● What this task involves
Drop the pictures, then extract the listing word for word.

================

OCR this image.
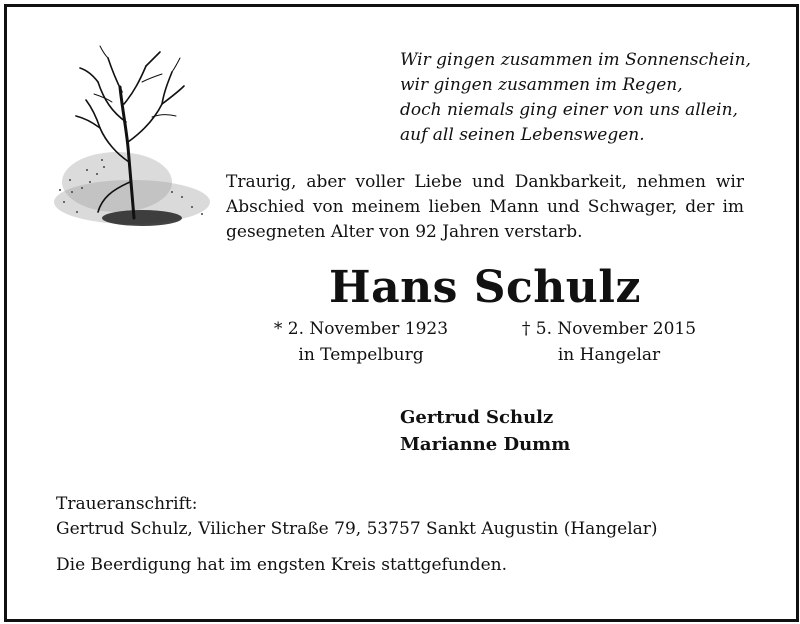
Wir gingen zusammen im Sonnenschein,
wir gingen zusammen im Regen,
doch niemals ging einer von uns allein,
auf all seinen Lebenswegen.
Traurig, aber voller Liebe und Dankbarkeit, nehmen wir Abschied von meinem lieben Mann und Schwager, der im gesegneten Alter von 92 Jahren verstarb.
Hans Schulz
* 2. November 1923
in Tempelburg
† 5. November 2015
in Hangelar
Gertrud Schulz
Marianne Dumm
Traueranschrift:
Gertrud Schulz, Vilicher Straße 79, 53757 Sankt Augustin (Hangelar)
Die Beerdigung hat im engsten Kreis stattgefunden.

================

● Output below
OCR this image.
Wir gingen zusammen im Sonnenschein,
wir gingen zusammen im Regen,
doch niemals ging einer von uns allein,
auf all seinen Lebenswegen.
Traurig, aber voller Liebe und Dankbarkeit, nehmen wir Abschied von meinem lieben Mann und Schwager, der im gesegneten Alter von 92 Jahren verstarb.
Hans Schulz
* 2. November 1923
in Tempelburg
† 5. November 2015
in Hangelar
Gertrud Schulz
Marianne Dumm
Traueranschrift:
Gertrud Schulz, Vilicher Straße 79, 53757 Sankt Augustin (Hangelar)
Die Beerdigung hat im engsten Kreis stattgefunden.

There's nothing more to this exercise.